- Document segment:
·····

This topic describes the data types and parameters that FTP Reader supports and how to configure it by using the codeless user interface (UI) and code editor.

Background information

FTP Reader allows you to read data from a remote FTP server. FTP Reader connects to an FTP server, reads data from the server, converts the data to a format that is readable by Data Integration, and then sends the converted data to a writer.

FTP Reader can read only FTP files that store logical two-dimensional tables, for example, text information in the CSV format.

FTP servers store unstructured data only. FTP Reader supports the following features:
  • Reads TXT files that store logical two-dimensional tables. FTP Reader can read only TXT files.
  • Reads data that is stored in formats similar to CSV with custom delimiters.
  • Reads data of various types as strings, and supports constants and column pruning.
  • Supports recursive reading and file name-based filtering.
  • Supports the following file compression formats: GZIP, BZIP2, ZIP, LZO, and LZO_DEFLATE.
  • Concurrently reads multiple files.
FTP Reader does not support the following features:
  • Uses concurrent threads to read an uncompressed file.
  • Uses concurrent threads to read a compressed file.

Data types

The data types of remote FTP files are defined by FTP Reader.
Data Integration data type FTP file data type
LONG LONG
DOUBLE DOUBLE
STRING STRING
BOOLEAN BOOLEAN
DATE DATE

Parameters

Parameter Description Required Default value
datasource The connection name. It must be the same as the name of the created connection. You can create connections in the code editor. Yes N/A
path The path of the FTP file to read. You can specify multiple FTP file paths.
  • If you specify a single FTP file, FTP Reader uses only one thread to read the file. Concurrent multi-thread reading of a single uncompressed file is coming soon.
  • If you specify multiple FTP files, FTP Reader uses multiple threads to read these files. The actual number of threads is determined by the number of channels.
  • When a path contains a wildcard, FTP Reader attempts to read all files that match the path. If the path is ended with a slash (/), FTP Reader reads all files in the specified directory. For example, if you specify the path as /bazhen/, FTP Reader reads all files in the bazhen directory. FTP Reader only supports asterisks (*) as file name wildcards. FTP Reader can flexibly generate node names based on Custom parameters.
Note
  • We recommend that you do not use asterisks (*) because this may cause out of memory (OOM) on a Java virtual machine (JVM).
  • Data Integration considers all the files on a sync node as a single table. Make sure that all the files on each sync node can adapt to the same schema and Data Integration has the permission to read all these files.
  • Make sure that the data format is similar to CSV.
  • An error occurs if no readable files exist in the specified path.
Yes N/A
column The columns to read. The type parameter specifies the source data type. The index parameter specifies the ID of the column in the source table, starting from 0. The value parameter specifies the column value if the column is a constant column.
By default, FTP Reader reads all data as strings. Specify this parameter as "column":["*"]. You can also specify the column parameter in the following format:
{
    "type": "long",
    "index": 0 // The first INT-type column of the source file.
  },
  {
    "type": "string",
    "value": "alibaba" // The value of the current column. In this code, the value is a constant "alibaba".
  }

For the column parameter, you must specify the type parameter and specify one of the index and value parameters.

Yes By default, FTP Reader reads all data as strings.
fieldDelimiter The column delimiter.
Note You must specify the column delimiter for FTP Reader. The default delimiter is comma (,). The default setting for the column delimiter on the codeless UI is comma (,), too.

·····

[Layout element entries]
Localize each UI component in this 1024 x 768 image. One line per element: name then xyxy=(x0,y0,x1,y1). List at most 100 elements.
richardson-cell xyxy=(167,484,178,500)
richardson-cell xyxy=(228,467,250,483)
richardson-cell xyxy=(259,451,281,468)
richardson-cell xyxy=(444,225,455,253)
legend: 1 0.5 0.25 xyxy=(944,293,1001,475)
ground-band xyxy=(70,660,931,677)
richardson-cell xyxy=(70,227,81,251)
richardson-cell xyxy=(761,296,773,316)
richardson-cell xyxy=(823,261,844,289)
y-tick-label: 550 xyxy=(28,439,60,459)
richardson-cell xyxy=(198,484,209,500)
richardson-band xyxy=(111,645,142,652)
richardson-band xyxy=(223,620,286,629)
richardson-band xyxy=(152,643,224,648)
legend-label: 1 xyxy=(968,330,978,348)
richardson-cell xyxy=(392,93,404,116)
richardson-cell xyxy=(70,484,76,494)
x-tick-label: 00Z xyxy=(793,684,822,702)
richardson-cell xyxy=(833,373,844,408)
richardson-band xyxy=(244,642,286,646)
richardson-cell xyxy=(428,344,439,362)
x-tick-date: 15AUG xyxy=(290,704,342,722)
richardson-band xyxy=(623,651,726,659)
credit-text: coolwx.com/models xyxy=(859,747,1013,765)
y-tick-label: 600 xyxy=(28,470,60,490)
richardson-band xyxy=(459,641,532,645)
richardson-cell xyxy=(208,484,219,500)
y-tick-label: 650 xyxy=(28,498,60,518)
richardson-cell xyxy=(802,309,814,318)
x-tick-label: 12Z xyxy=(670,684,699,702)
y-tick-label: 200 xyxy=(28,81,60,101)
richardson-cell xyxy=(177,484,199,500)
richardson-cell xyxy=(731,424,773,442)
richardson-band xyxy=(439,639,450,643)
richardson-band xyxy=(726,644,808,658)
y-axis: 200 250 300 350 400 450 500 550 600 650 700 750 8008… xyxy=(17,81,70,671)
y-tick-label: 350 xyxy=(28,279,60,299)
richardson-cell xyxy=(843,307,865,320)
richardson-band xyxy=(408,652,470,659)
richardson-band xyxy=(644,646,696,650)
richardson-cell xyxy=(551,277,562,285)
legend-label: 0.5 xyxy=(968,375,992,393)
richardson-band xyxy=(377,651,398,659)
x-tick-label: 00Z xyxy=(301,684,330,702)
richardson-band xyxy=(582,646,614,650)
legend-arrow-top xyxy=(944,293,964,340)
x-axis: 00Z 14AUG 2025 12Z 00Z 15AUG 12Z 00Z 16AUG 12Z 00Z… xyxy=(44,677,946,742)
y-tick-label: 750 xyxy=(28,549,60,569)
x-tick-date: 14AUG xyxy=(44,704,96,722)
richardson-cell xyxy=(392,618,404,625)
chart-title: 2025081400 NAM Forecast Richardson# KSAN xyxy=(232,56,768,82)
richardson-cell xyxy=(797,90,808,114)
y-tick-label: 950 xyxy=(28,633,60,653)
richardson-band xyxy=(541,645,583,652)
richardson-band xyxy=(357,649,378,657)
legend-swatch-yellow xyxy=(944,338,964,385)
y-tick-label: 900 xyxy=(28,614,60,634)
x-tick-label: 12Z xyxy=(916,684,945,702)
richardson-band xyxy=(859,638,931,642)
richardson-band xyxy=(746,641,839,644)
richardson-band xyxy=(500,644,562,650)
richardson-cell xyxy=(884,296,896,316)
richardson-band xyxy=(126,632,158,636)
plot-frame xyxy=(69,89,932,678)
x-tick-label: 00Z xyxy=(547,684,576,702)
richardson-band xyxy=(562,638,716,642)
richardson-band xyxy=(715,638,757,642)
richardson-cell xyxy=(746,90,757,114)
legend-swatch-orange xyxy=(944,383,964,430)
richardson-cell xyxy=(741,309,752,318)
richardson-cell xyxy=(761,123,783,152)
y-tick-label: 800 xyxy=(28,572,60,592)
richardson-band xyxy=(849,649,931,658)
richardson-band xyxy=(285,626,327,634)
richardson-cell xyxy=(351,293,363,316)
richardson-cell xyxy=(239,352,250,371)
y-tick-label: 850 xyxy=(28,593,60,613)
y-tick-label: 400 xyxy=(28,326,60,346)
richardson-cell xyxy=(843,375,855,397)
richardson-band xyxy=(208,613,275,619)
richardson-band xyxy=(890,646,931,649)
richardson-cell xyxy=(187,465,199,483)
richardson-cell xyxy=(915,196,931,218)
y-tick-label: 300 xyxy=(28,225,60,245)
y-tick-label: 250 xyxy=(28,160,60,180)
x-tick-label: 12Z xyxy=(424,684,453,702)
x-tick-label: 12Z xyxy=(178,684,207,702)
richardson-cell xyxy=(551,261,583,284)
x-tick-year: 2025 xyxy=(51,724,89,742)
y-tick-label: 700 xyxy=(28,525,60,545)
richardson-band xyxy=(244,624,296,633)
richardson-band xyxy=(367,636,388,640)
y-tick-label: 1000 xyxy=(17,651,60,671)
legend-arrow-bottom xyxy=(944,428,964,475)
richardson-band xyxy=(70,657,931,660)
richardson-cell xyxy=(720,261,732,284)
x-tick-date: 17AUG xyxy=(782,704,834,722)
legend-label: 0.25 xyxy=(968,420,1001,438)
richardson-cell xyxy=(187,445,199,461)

·····

- To do:
1) Decide whether each statement agrees with the FTP Reader page, answering yes or no and quoting the words that settle it: (a) FTP Reader can read ZIP-compressed files. (b) FTP Reader can use concurrent threads to read a compressed file. (c) The index parameter numbers source columns starting from 1.
2) Answer these from the FTP Reader page:
(a) Which character does FTP Reader accept as a file name wildcard?
(b) What happens if the specified path holds no readable files?
(c) What is the default column delimiter?
3) Print the part of the FTP Reader page that opens with the words containing "FTP servers store" and closes with "by FTP Reader.".
The rows are material of their own, apart from the FTP Reader page.

- Task solutions:
1)
(a) Yes: "Supports the following file compression formats: GZIP, BZIP2, ZIP, LZO, and LZO_DEFLATE."
(b) No: "FTP Reader does not support the following features" and "Uses concurrent threads to read a compressed file."
(c) No: "The index parameter specifies the ID of the column in the source table, starting from 0."

2)
(a) Asterisks (*).
(b) An error occurs.
(c) Comma (,).

3)
FTP servers store unstructured data only. FTP Reader supports the following features:
  • Reads TXT files that store logical two-dimensional tables. FTP Reader can read only TXT files.
  • Reads data that is stored in formats similar to CSV with custom delimiters.
  • Reads data of various types as strings, and supports constants and column pruning.
  • Supports recursive reading and file name-based filtering.
  • Supports the following file compression formats: GZIP, BZIP2, ZIP, LZO, and LZO_DEFLATE.
  • Concurrently reads multiple files.
FTP Reader does not support the following features:
  • Uses concurrent threads to read an uncompressed file.
  • Uses concurrent threads to read a compressed file.

Data types

The data types of remote FTP files are defined by FTP Reader.